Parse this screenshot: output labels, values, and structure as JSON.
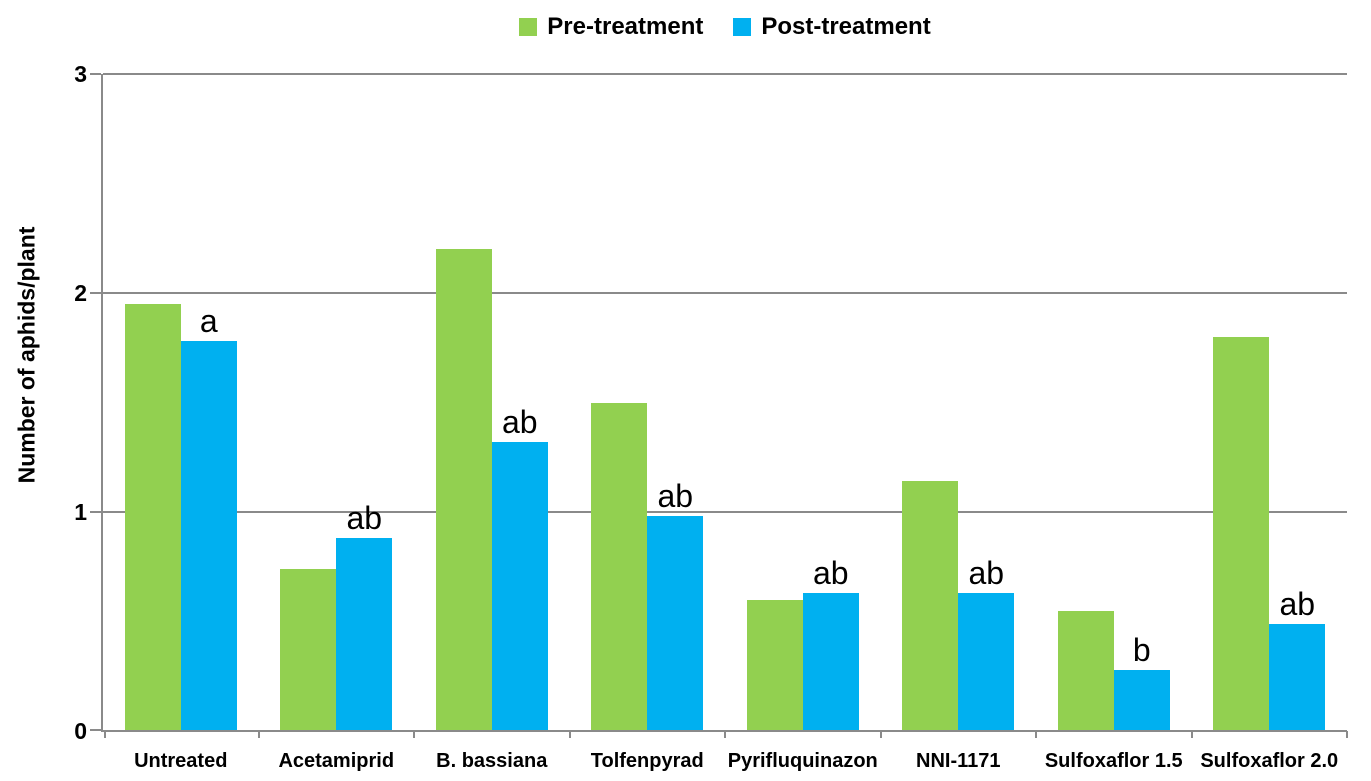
{
  "chart_data": {
    "type": "bar",
    "title": "",
    "xlabel": "",
    "ylabel": "Number of aphids/plant",
    "ylim": [
      0,
      3
    ],
    "yticks": [
      0,
      1,
      2,
      3
    ],
    "grid": "horizontal",
    "legend_position": "top-center",
    "categories": [
      "Untreated",
      "Acetamiprid",
      "B. bassiana",
      "Tolfenpyrad",
      "Pyrifluquinazon",
      "NNI-1171",
      "Sulfoxaflor 1.5",
      "Sulfoxaflor 2.0"
    ],
    "series": [
      {
        "name": "Pre-treatment",
        "color": "#92D050",
        "values": [
          1.95,
          0.74,
          2.2,
          1.5,
          0.6,
          1.14,
          0.55,
          1.8
        ]
      },
      {
        "name": "Post-treatment",
        "color": "#00B0F0",
        "values": [
          1.78,
          0.88,
          1.32,
          0.98,
          0.63,
          0.63,
          0.28,
          0.49
        ]
      }
    ],
    "annotations": {
      "description": "Statistical significance letters shown above the Post-treatment bars",
      "letters": [
        "a",
        "ab",
        "ab",
        "ab",
        "ab",
        "ab",
        "b",
        "ab"
      ]
    }
  },
  "colors": {
    "background": "#FFFFFF",
    "axis_and_grid": "#8A8A8A",
    "text": "#000000",
    "pre_treatment": "#92D050",
    "post_treatment": "#00B0F0"
  }
}
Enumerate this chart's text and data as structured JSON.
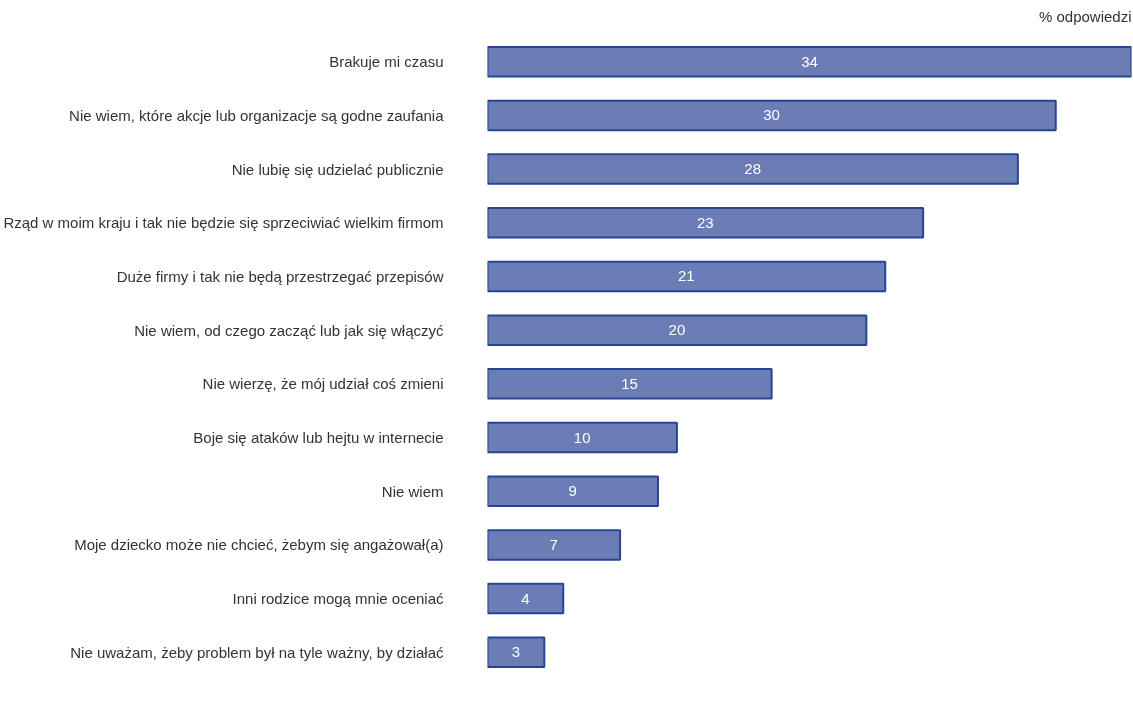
{
  "chart_data": {
    "type": "bar",
    "orientation": "horizontal",
    "xlabel": "% odpowiedzi",
    "categories": [
      "Brakuje mi czasu",
      "Nie wiem, które akcje lub organizacje są godne zaufania",
      "Nie lubię się udzielać publicznie",
      "Rząd w moim kraju i tak nie będzie się sprzeciwiać wielkim firmom",
      "Duże firmy i tak nie będą przestrzegać przepisów",
      "Nie wiem, od czego zacząć lub jak się włączyć",
      "Nie wierzę, że mój udział coś zmieni",
      "Boje się ataków lub hejtu w internecie",
      "Nie wiem",
      "Moje dziecko może nie chcieć, żebym się angażował(a)",
      "Inni rodzice mogą mnie oceniać",
      "Nie uważam, żeby problem był na tyle ważny, by działać"
    ],
    "series": [
      {
        "color": "#6a7db5",
        "values": [
          34,
          30,
          28,
          23,
          21,
          20,
          15,
          10,
          9,
          7,
          4,
          3
        ]
      }
    ],
    "xlim": [
      0,
      34
    ],
    "data_labels": true,
    "tick_labels": "y",
    "grid": false
  }
}
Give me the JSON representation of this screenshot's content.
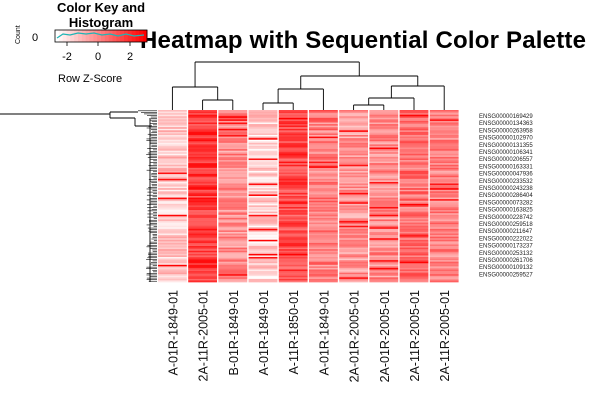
{
  "chart_data": {
    "type": "heatmap",
    "title": "Heatmap with Sequential Color Palette",
    "color_low": "#ffffff",
    "color_high": "#ff0000",
    "color_key": {
      "title": "Color Key and Histogram",
      "xlabel": "Row Z-Score",
      "ylabel": "Count",
      "y_tick": "0",
      "x_ticks": [
        "-2",
        "0",
        "2"
      ],
      "range": [
        -3,
        3
      ]
    },
    "columns": [
      "A-01R-1849-01",
      "2A-11R-2005-01",
      "B-01R-1849-01",
      "A-01R-1849-01",
      "A-11R-1850-01",
      "A-01R-1849-01",
      "2A-01R-2005-01",
      "2A-01R-2005-01",
      "2A-11R-2005-01",
      "2A-11R-2005-01"
    ],
    "row_labels": [
      "ENSG00000169429",
      "ENSG00000134363",
      "ENSG00000263958",
      "ENSG00000102970",
      "ENSG00000131355",
      "ENSG00000106341",
      "ENSG00000206557",
      "ENSG00000163331",
      "ENSG00000047936",
      "ENSG00000233532",
      "ENSG00000243238",
      "ENSG00000286404",
      "ENSG00000073282",
      "ENSG00000163825",
      "ENSG00000228742",
      "ENSG00000259518",
      "ENSG00000211647",
      "ENSG00000222022",
      "ENSG00000173237",
      "ENSG00000253132",
      "ENSG00000261706",
      "ENSG00000109132",
      "ENSG00000259527"
    ],
    "column_base_intensity": [
      0.22,
      0.78,
      0.45,
      0.18,
      0.7,
      0.5,
      0.4,
      0.45,
      0.55,
      0.48
    ]
  }
}
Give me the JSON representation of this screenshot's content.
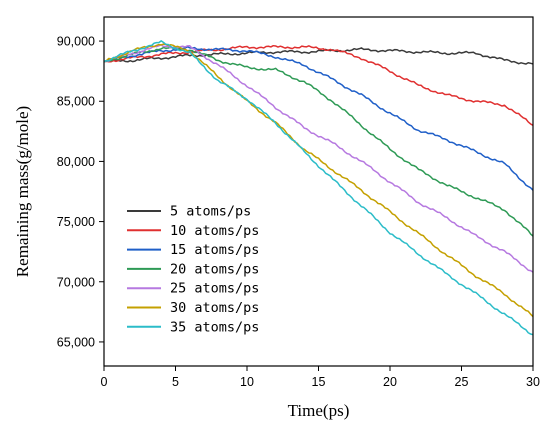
{
  "chart_data": {
    "type": "line",
    "xlabel": "Time(ps)",
    "ylabel": "Remaining mass(g/mole)",
    "xlim": [
      0,
      30
    ],
    "ylim": [
      63000,
      92000
    ],
    "xticks": [
      0,
      5,
      10,
      15,
      20,
      25,
      30
    ],
    "xtick_labels": [
      "0",
      "5",
      "10",
      "15",
      "20",
      "25",
      "30"
    ],
    "yticks": [
      65000,
      70000,
      75000,
      80000,
      85000,
      90000
    ],
    "ytick_labels": [
      "65,000",
      "70,000",
      "75,000",
      "80,000",
      "85,000",
      "90,000"
    ],
    "grid": false,
    "legend_position": "lower-left",
    "x": [
      0,
      2,
      4,
      6,
      8,
      10,
      12,
      14,
      16,
      18,
      20,
      22,
      24,
      26,
      28,
      30
    ],
    "series": [
      {
        "name": "5 atoms/ps",
        "color": "#3a3a3a",
        "values": [
          88300,
          88400,
          88600,
          88800,
          88900,
          89000,
          89100,
          89100,
          89200,
          89300,
          89200,
          89100,
          89000,
          89000,
          88400,
          88100
        ]
      },
      {
        "name": "10 atoms/ps",
        "color": "#e03030",
        "values": [
          88300,
          88600,
          88900,
          89100,
          89300,
          89500,
          89500,
          89500,
          89300,
          88600,
          87500,
          86300,
          85500,
          85000,
          84700,
          83000
        ]
      },
      {
        "name": "15 atoms/ps",
        "color": "#1f5fc8",
        "values": [
          88300,
          88800,
          89200,
          89400,
          89300,
          89200,
          88700,
          88000,
          86800,
          85500,
          84000,
          82600,
          81800,
          80800,
          79800,
          77600
        ]
      },
      {
        "name": "20 atoms/ps",
        "color": "#2e9a55",
        "values": [
          88300,
          88900,
          89400,
          89300,
          88400,
          87800,
          87600,
          86600,
          85000,
          83000,
          81000,
          79300,
          78000,
          77000,
          76000,
          73800
        ]
      },
      {
        "name": "25 atoms/ps",
        "color": "#b679e0",
        "values": [
          88300,
          89000,
          89600,
          89500,
          88000,
          86300,
          84500,
          82800,
          81500,
          80000,
          78300,
          76600,
          75300,
          73800,
          72500,
          70800
        ]
      },
      {
        "name": "30 atoms/ps",
        "color": "#c4a000",
        "values": [
          88300,
          89200,
          89800,
          89200,
          87000,
          85000,
          83200,
          81000,
          79300,
          77600,
          75800,
          74000,
          72200,
          70500,
          69000,
          67100
        ]
      },
      {
        "name": "35 atoms/ps",
        "color": "#2bbcc8",
        "values": [
          88300,
          89200,
          89900,
          89000,
          86700,
          85200,
          83200,
          80800,
          78500,
          76300,
          74100,
          72300,
          70600,
          69000,
          67300,
          65600
        ]
      }
    ]
  }
}
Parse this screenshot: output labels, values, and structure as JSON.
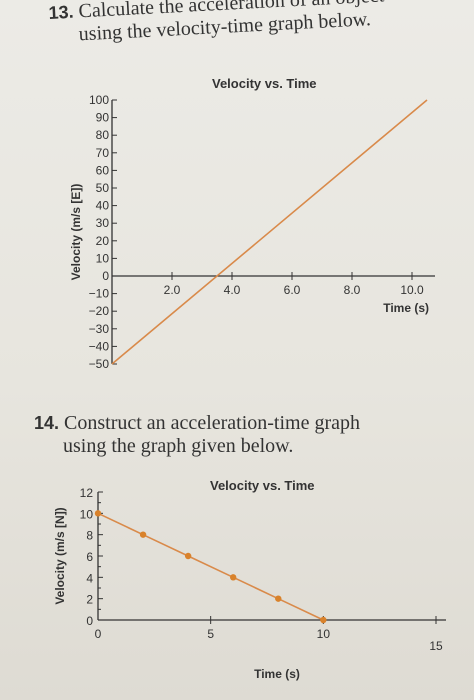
{
  "problem13": {
    "number": "13.",
    "line1": "Calculate the acceleration of an object",
    "line2": "using the velocity-time graph below."
  },
  "problem14": {
    "number": "14.",
    "line1": "Construct an acceleration-time graph",
    "line2": "using the graph given below."
  },
  "colors": {
    "line": "#d98a4a",
    "axis": "#333333",
    "point": "#d9822b"
  },
  "chart_data": [
    {
      "type": "line",
      "title": "Velocity vs. Time",
      "xlabel": "Time (s)",
      "ylabel": "Velocity (m/s [E])",
      "xlim": [
        0,
        10.5
      ],
      "ylim": [
        -50,
        100
      ],
      "xticks": [
        "2.0",
        "4.0",
        "6.0",
        "8.0",
        "10.0"
      ],
      "yticks": [
        "100",
        "90",
        "80",
        "70",
        "60",
        "50",
        "40",
        "30",
        "20",
        "10",
        "0",
        "−10",
        "−20",
        "−30",
        "−40",
        "−50"
      ],
      "x": [
        0,
        10.5
      ],
      "y": [
        -50,
        100
      ],
      "grid": false
    },
    {
      "type": "line",
      "title": "Velocity vs. Time",
      "xlabel": "Time (s)",
      "ylabel": "Velocity (m/s [N])",
      "xlim": [
        0,
        15
      ],
      "ylim": [
        0,
        12
      ],
      "xticks": [
        "0",
        "5",
        "10",
        "15"
      ],
      "yticks": [
        "12",
        "10",
        "8",
        "6",
        "4",
        "2",
        "0"
      ],
      "x": [
        0,
        2,
        4,
        6,
        8,
        10
      ],
      "y": [
        10,
        8,
        6,
        4,
        2,
        0
      ],
      "grid": false
    }
  ]
}
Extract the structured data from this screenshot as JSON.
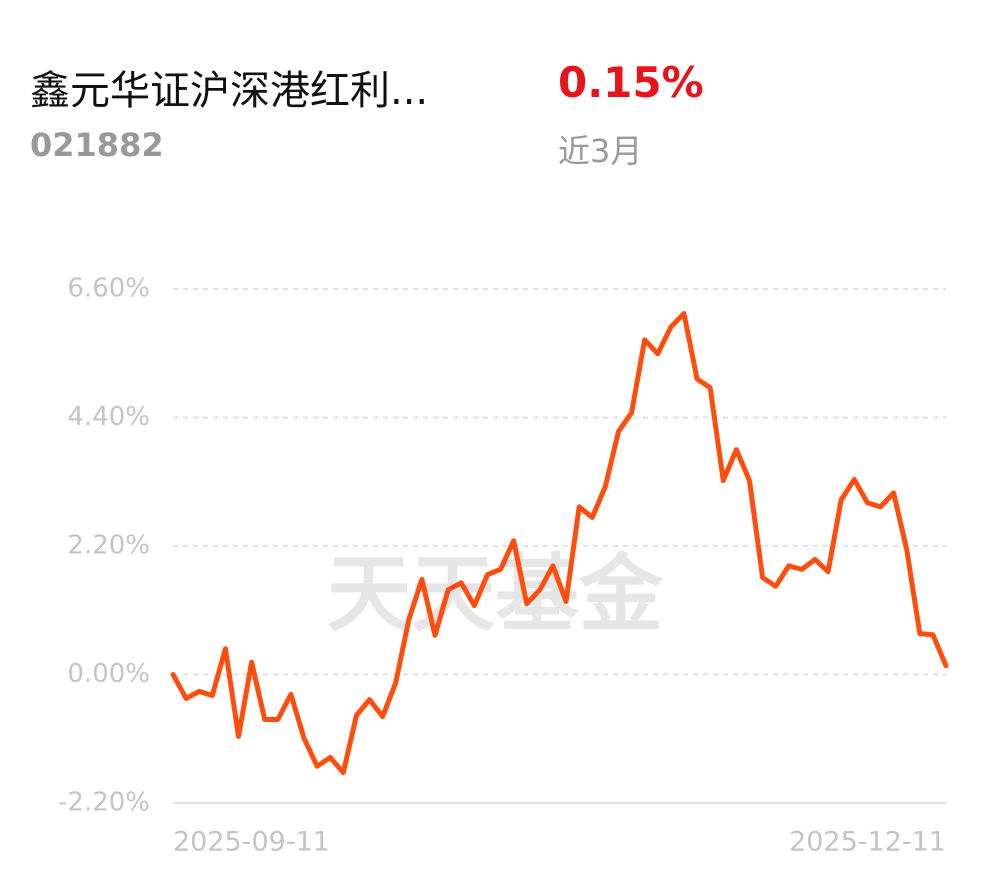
{
  "header": {
    "fund_name": "鑫元华证沪深港红利...",
    "fund_code": "021882",
    "return": "0.15%",
    "period": "近3月"
  },
  "watermark": "天天基金",
  "chart_data": {
    "type": "line",
    "categories": [
      "2025-09-11",
      null,
      null,
      null,
      null,
      null,
      null,
      null,
      null,
      null,
      null,
      null,
      null,
      null,
      null,
      null,
      null,
      null,
      null,
      null,
      null,
      null,
      null,
      null,
      null,
      null,
      null,
      null,
      null,
      null,
      null,
      null,
      null,
      null,
      null,
      null,
      null,
      null,
      null,
      null,
      null,
      null,
      null,
      null,
      null,
      null,
      null,
      null,
      null,
      null,
      null,
      null,
      null,
      null,
      null,
      null,
      null,
      null,
      null,
      "2025-12-11"
    ],
    "series": [
      {
        "color": "#ff4d0d",
        "values": [
          0,
          -0.41,
          -0.29,
          -0.36,
          0.44,
          -1.06,
          0.21,
          -0.77,
          -0.77,
          -0.34,
          -1.09,
          -1.57,
          -1.42,
          -1.68,
          -0.7,
          -0.43,
          -0.72,
          -0.14,
          0.94,
          1.63,
          0.67,
          1.45,
          1.57,
          1.18,
          1.71,
          1.8,
          2.29,
          1.21,
          1.45,
          1.86,
          1.25,
          2.87,
          2.69,
          3.22,
          4.16,
          4.48,
          5.73,
          5.49,
          5.95,
          6.18,
          5.06,
          4.91,
          3.32,
          3.85,
          3.32,
          1.66,
          1.51,
          1.86,
          1.8,
          1.97,
          1.76,
          2.99,
          3.34,
          2.94,
          2.87,
          3.11,
          2.14,
          0.7,
          0.68,
          0.15
        ]
      }
    ],
    "ylim": [
      -2.2,
      6.6
    ],
    "yticks": [
      {
        "value": 6.6,
        "label": "6.60%"
      },
      {
        "value": 4.4,
        "label": "4.40%"
      },
      {
        "value": 2.2,
        "label": "2.20%"
      },
      {
        "value": 0,
        "label": "0.00%"
      },
      {
        "value": -2.2,
        "label": "-2.20%"
      }
    ],
    "grid": true
  }
}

----

State the count of lines holding the string "ylabel" in the listing above, and nothing else.

→ **THE RESPONSE**
5